§ REQUIREMENT
Write the material out again in full, word for word. Do not include the pictures.

§ MATERIAL TO PROCESS
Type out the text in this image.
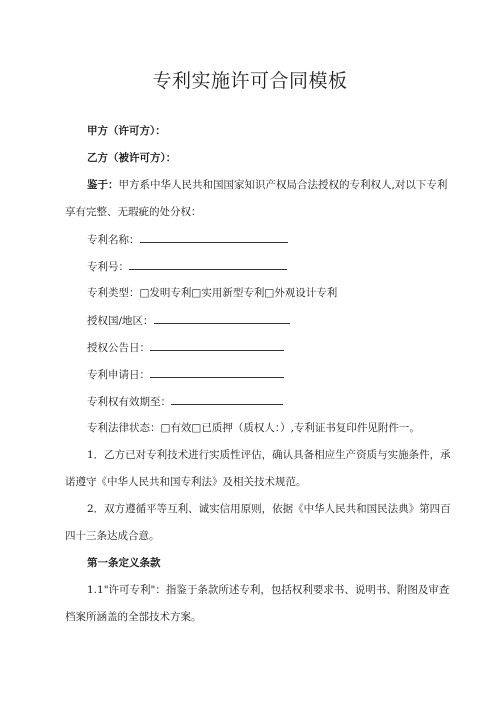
专利实施许可合同模板
甲方（许可方）：
乙方（被许可方）：
鉴于：甲方系中华人民共和国国家知识产权局合法授权的专利权人,对以下专利
享有完整、无瑕疵的处分权：
专利名称：
专利号：
专利类型：□发明专利□实用新型专利□外观设计专利
授权国/地区：
授权公告日：
专利申请日：
专利权有效期至：
专利法律状态：□有效□已质押（质权人：）,专利证书复印件见附件一。
1．乙方已对专利技术进行实质性评估，确认具备相应生产资质与实施条件，承
诺遵守《中华人民共和国专利法》及相关技术规范。
2．双方遵循平等互利、诚实信用原则，依据《中华人民共和国民法典》第四百
四十三条达成合意。
第一条定义条款
1.1"许可专利"：指鉴于条款所述专利，包括权利要求书、说明书、附图及审查
档案所涵盖的全部技术方案。
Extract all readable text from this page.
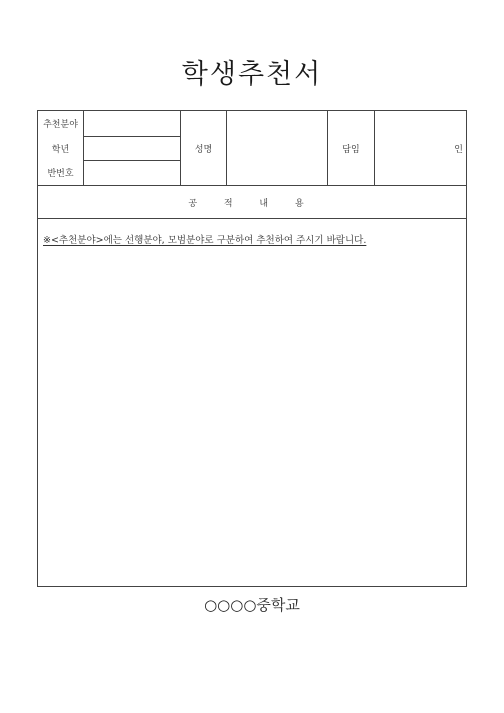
학생추천서
추천분야
학년
반번호
성명	담임	인
공 적 내 용
※<추천분야>에는 선행분야, 모범분야로 구분하여 추천하여 주시기 바랍니다.
○○○○중학교
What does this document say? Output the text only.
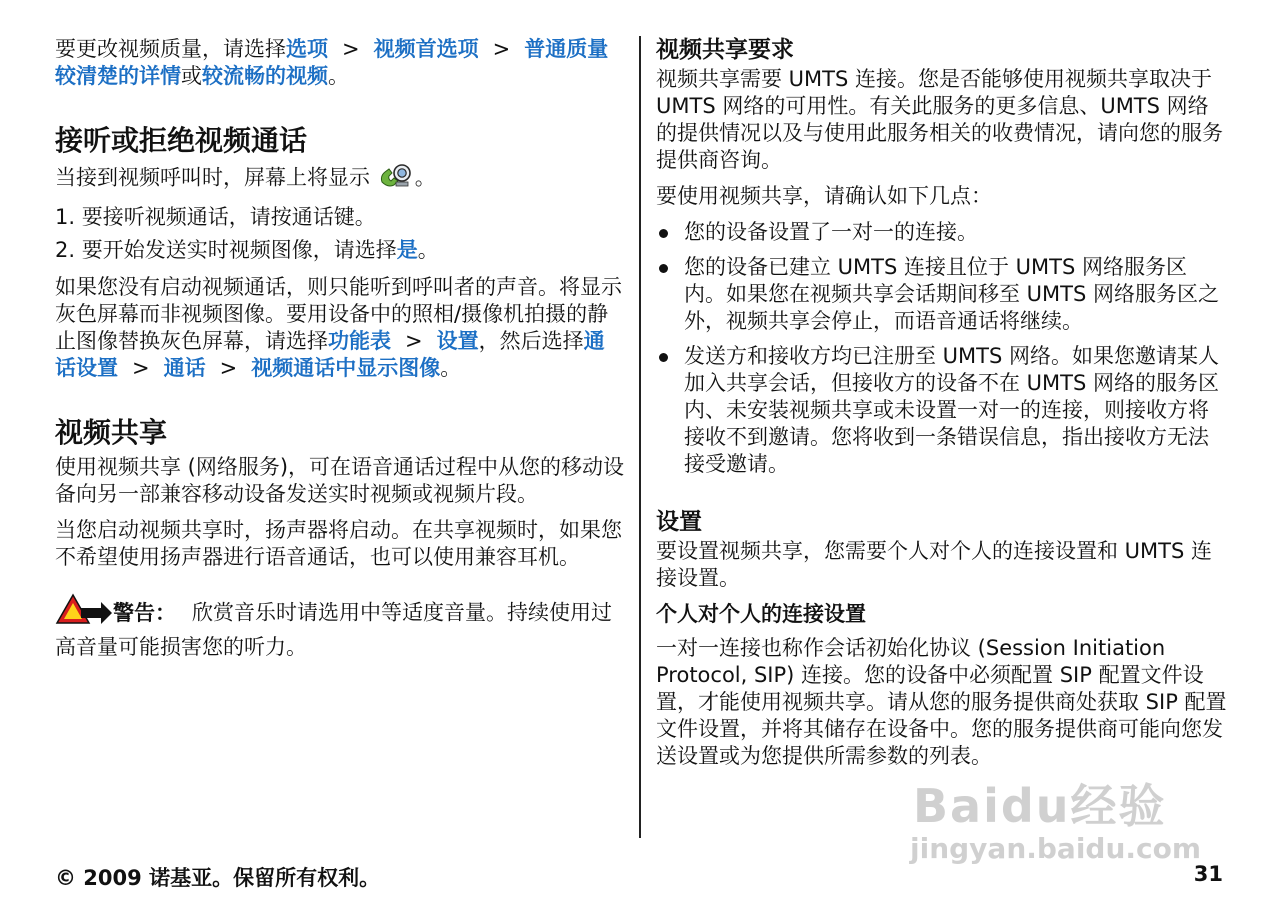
要更改视频质量，请选择选项 > 视频首选项 > 普通质量较清楚的详情或较流畅的视频。

接听或拒绝视频通话

当接到视频呼叫时，屏幕上将显示 。

1. 要接听视频通话，请按通话键。
2. 要开始发送实时视频图像，请选择是。

如果您没有启动视频通话，则只能听到呼叫者的声音。将显示灰色屏幕而非视频图像。要用设备中的照相/摄像机拍摄的静止图像替换灰色屏幕，请选择功能表 > 设置，然后选择通话设置 > 通话 > 视频通话中显示图像。

视频共享

使用视频共享 (网络服务)，可在语音通话过程中从您的移动设备向另一部兼容移动设备发送实时视频或视频片段。

当您启动视频共享时，扬声器将启动。在共享视频时，如果您不希望使用扬声器进行语音通话，也可以使用兼容耳机。

警告： 欣赏音乐时请选用中等适度音量。持续使用过高音量可能损害您的听力。
视频共享要求

视频共享需要 UMTS 连接。您是否能够使用视频共享取决于 UMTS 网络的可用性。有关此服务的更多信息、UMTS 网络的提供情况以及与使用此服务相关的收费情况，请向您的服务提供商咨询。

要使用视频共享，请确认如下几点：

您的设备设置了一对一的连接。
您的设备已建立 UMTS 连接且位于 UMTS 网络服务区内。如果您在视频共享会话期间移至 UMTS 网络服务区之外，视频共享会停止，而语音通话将继续。
发送方和接收方均已注册至 UMTS 网络。如果您邀请某人加入共享会话，但接收方的设备不在 UMTS 网络的服务区内、未安装视频共享或未设置一对一的连接，则接收方将接收不到邀请。您将收到一条错误信息，指出接收方无法接受邀请。
设置

要设置视频共享，您需要个人对个人的连接设置和 UMTS 连接设置。

个人对个人的连接设置

一对一连接也称作会话初始化协议 (Session Initiation Protocol, SIP) 连接。您的设备中必须配置 SIP 配置文件设置，才能使用视频共享。请从您的服务提供商处获取 SIP 配置文件设置，并将其储存在设备中。您的服务提供商可能向您发送设置或为您提供所需参数的列表。

© 2009 诺基亚。保留所有权利。	31
Baidu经验
jingyan.baidu.com
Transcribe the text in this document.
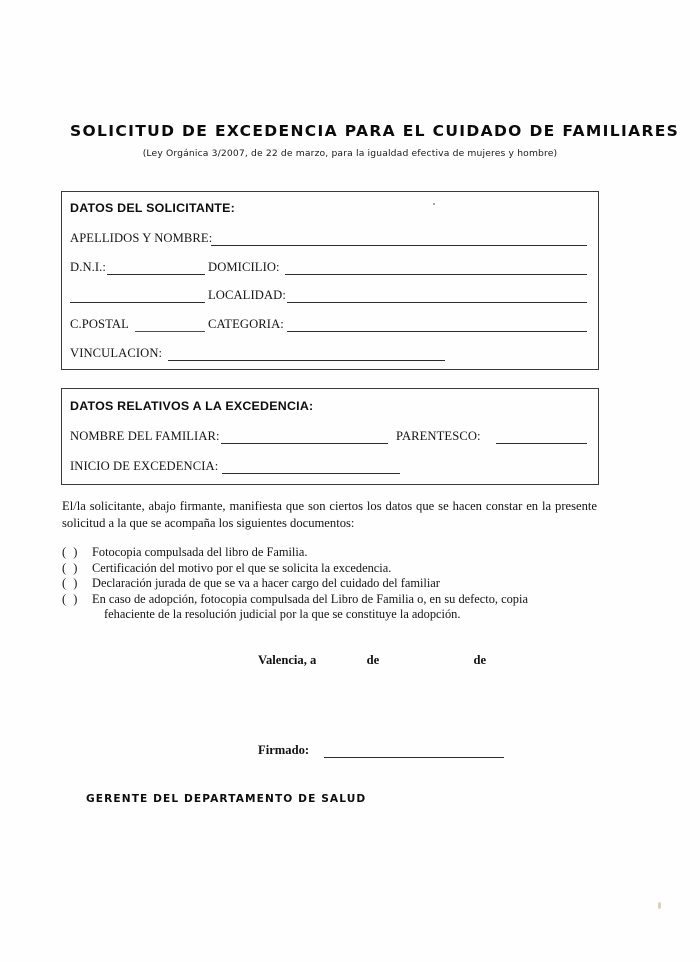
SOLICITUD DE EXCEDENCIA PARA EL CUIDADO DE FAMILIARES
(Ley Orgánica 3/2007, de 22 de marzo, para la igualdad efectiva de mujeres y hombre)
DATOS DEL SOLICITANTE:
APELLIDOS Y NOMBRE:
D.N.I.:	DOMICILIO:
LOCALIDAD:
C.POSTAL	CATEGORIA:
VINCULACION:
DATOS RELATIVOS A LA EXCEDENCIA:
NOMBRE DEL FAMILIAR:	PARENTESCO:
INICIO DE EXCEDENCIA:
El/la solicitante, abajo firmante, manifiesta que son ciertos los datos que se hacen constar en la presente solicitud a la que se acompaña los siguientes documentos:
( )	Fotocopia compulsada del libro de Familia.
( )	Certificación del motivo por el que se solicita la excedencia.
( )	Declaración jurada de que se va a hacer cargo del cuidado del familiar
( )	En caso de adopción, fotocopia compulsada del Libro de Familia o, en su defecto, copia
fehaciente de la resolución judicial por la que se constituye la adopción.
Valencia, a	de	de
Firmado:
GERENTE DEL DEPARTAMENTO DE SALUD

§ SOLUTION FOR THIS PROBLEM
Type out the text in this image.
专利实施许可合同模板
甲方（许可方）：
乙方（被许可方）：
鉴于：甲方系中华人民共和国国家知识产权局合法授权的专利权人,对以下专利
享有完整、无瑕疵的处分权：
专利名称：
专利号：
专利类型：□发明专利□实用新型专利□外观设计专利
授权国/地区：
授权公告日：
专利申请日：
专利权有效期至：
专利法律状态：□有效□已质押（质权人：）,专利证书复印件见附件一。
1．乙方已对专利技术进行实质性评估，确认具备相应生产资质与实施条件，承
诺遵守《中华人民共和国专利法》及相关技术规范。
2．双方遵循平等互利、诚实信用原则，依据《中华人民共和国民法典》第四百
四十三条达成合意。
第一条定义条款
1.1"许可专利"：指鉴于条款所述专利，包括权利要求书、说明书、附图及审查
档案所涵盖的全部技术方案。
Extract all readable text from this page.
학생추천서
추천분야
학년
반번호
성명	담임	인
공 적 내 용
※<추천분야>에는 선행분야, 모범분야로 구분하여 추천하여 주시기 바랍니다.
○○○○중학교
What does this document say? Output the text only.
要更改视频质量，请选择选项 > 视频首选项 > 普通质量较清楚的详情或较流畅的视频。

接听或拒绝视频通话

当接到视频呼叫时，屏幕上将显示 。

1. 要接听视频通话，请按通话键。
2. 要开始发送实时视频图像，请选择是。

如果您没有启动视频通话，则只能听到呼叫者的声音。将显示灰色屏幕而非视频图像。要用设备中的照相/摄像机拍摄的静止图像替换灰色屏幕，请选择功能表 > 设置，然后选择通话设置 > 通话 > 视频通话中显示图像。

视频共享

使用视频共享 (网络服务)，可在语音通话过程中从您的移动设备向另一部兼容移动设备发送实时视频或视频片段。

当您启动视频共享时，扬声器将启动。在共享视频时，如果您不希望使用扬声器进行语音通话，也可以使用兼容耳机。

警告： 欣赏音乐时请选用中等适度音量。持续使用过高音量可能损害您的听力。
视频共享要求

视频共享需要 UMTS 连接。您是否能够使用视频共享取决于 UMTS 网络的可用性。有关此服务的更多信息、UMTS 网络的提供情况以及与使用此服务相关的收费情况，请向您的服务提供商咨询。

要使用视频共享，请确认如下几点：

您的设备设置了一对一的连接。
您的设备已建立 UMTS 连接且位于 UMTS 网络服务区内。如果您在视频共享会话期间移至 UMTS 网络服务区之外，视频共享会停止，而语音通话将继续。
发送方和接收方均已注册至 UMTS 网络。如果您邀请某人加入共享会话，但接收方的设备不在 UMTS 网络的服务区内、未安装视频共享或未设置一对一的连接，则接收方将接收不到邀请。您将收到一条错误信息，指出接收方无法接受邀请。
设置

要设置视频共享，您需要个人对个人的连接设置和 UMTS 连接设置。

个人对个人的连接设置

一对一连接也称作会话初始化协议 (Session Initiation Protocol, SIP) 连接。您的设备中必须配置 SIP 配置文件设置，才能使用视频共享。请从您的服务提供商处获取 SIP 配置文件设置，并将其储存在设备中。您的服务提供商可能向您发送设置或为您提供所需参数的列表。

© 2009 诺基亚。保留所有权利。	31
Baidu经验
jingyan.baidu.com
Transcribe the text in this document.
SOLICITUD DE EXCEDENCIA PARA EL CUIDADO DE FAMILIARES
(Ley Orgánica 3/2007, de 22 de marzo, para la igualdad efectiva de mujeres y hombre)
DATOS DEL SOLICITANTE:
APELLIDOS Y NOMBRE:
D.N.I.:	DOMICILIO:
LOCALIDAD:
C.POSTAL	CATEGORIA:
VINCULACION:
DATOS RELATIVOS A LA EXCEDENCIA:
NOMBRE DEL FAMILIAR:	PARENTESCO:
INICIO DE EXCEDENCIA:
El/la solicitante, abajo firmante, manifiesta que son ciertos los datos que se hacen constar en la presente solicitud a la que se acompaña los siguientes documentos:
( )	Fotocopia compulsada del libro de Familia.
( )	Certificación del motivo por el que se solicita la excedencia.
( )	Declaración jurada de que se va a hacer cargo del cuidado del familiar
( )	En caso de adopción, fotocopia compulsada del Libro de Familia o, en su defecto, copia
fehaciente de la resolución judicial por la que se constituye la adopción.
Valencia, a	de	de
Firmado:
GERENTE DEL DEPARTAMENTO DE SALUD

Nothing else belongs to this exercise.